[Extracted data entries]
_____
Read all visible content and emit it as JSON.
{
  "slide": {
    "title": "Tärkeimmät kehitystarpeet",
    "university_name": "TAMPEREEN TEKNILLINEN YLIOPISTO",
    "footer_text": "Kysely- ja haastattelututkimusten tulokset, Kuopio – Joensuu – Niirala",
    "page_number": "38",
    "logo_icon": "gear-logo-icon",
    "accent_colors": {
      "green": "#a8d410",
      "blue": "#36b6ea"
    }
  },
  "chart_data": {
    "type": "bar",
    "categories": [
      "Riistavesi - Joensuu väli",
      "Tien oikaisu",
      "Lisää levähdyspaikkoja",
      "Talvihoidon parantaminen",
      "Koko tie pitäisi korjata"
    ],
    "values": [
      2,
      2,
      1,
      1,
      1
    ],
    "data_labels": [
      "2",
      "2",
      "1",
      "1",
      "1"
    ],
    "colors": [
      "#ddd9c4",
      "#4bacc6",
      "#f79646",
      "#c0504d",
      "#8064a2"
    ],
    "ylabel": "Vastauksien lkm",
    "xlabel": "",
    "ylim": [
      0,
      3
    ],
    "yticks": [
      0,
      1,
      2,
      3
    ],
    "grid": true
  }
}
_____
Repeat the data exactly. Leave nothing out.

[SOLUTION FOR THIS EXERCISE]
Read all visible content and emit it as JSON.
{
  "slide": {
    "title": "Tärkeimmät kehitystarpeet",
    "university_name": "TAMPEREEN TEKNILLINEN YLIOPISTO",
    "footer_text": "Kysely- ja haastattelututkimusten tulokset, Kuopio – Joensuu – Niirala",
    "page_number": "38",
    "logo_icon": "gear-logo-icon",
    "accent_colors": {
      "green": "#a8d410",
      "blue": "#36b6ea"
    }
  },
  "chart_data": {
    "type": "bar",
    "categories": [
      "Riistavesi - Joensuu väli",
      "Tien oikaisu",
      "Lisää levähdyspaikkoja",
      "Talvihoidon parantaminen",
      "Koko tie pitäisi korjata"
    ],
    "values": [
      2,
      2,
      1,
      1,
      1
    ],
    "data_labels": [
      "2",
      "2",
      "1",
      "1",
      "1"
    ],
    "colors": [
      "#ddd9c4",
      "#4bacc6",
      "#f79646",
      "#c0504d",
      "#8064a2"
    ],
    "ylabel": "Vastauksien lkm",
    "xlabel": "",
    "ylim": [
      0,
      3
    ],
    "yticks": [
      0,
      1,
      2,
      3
    ],
    "grid": true
  }
}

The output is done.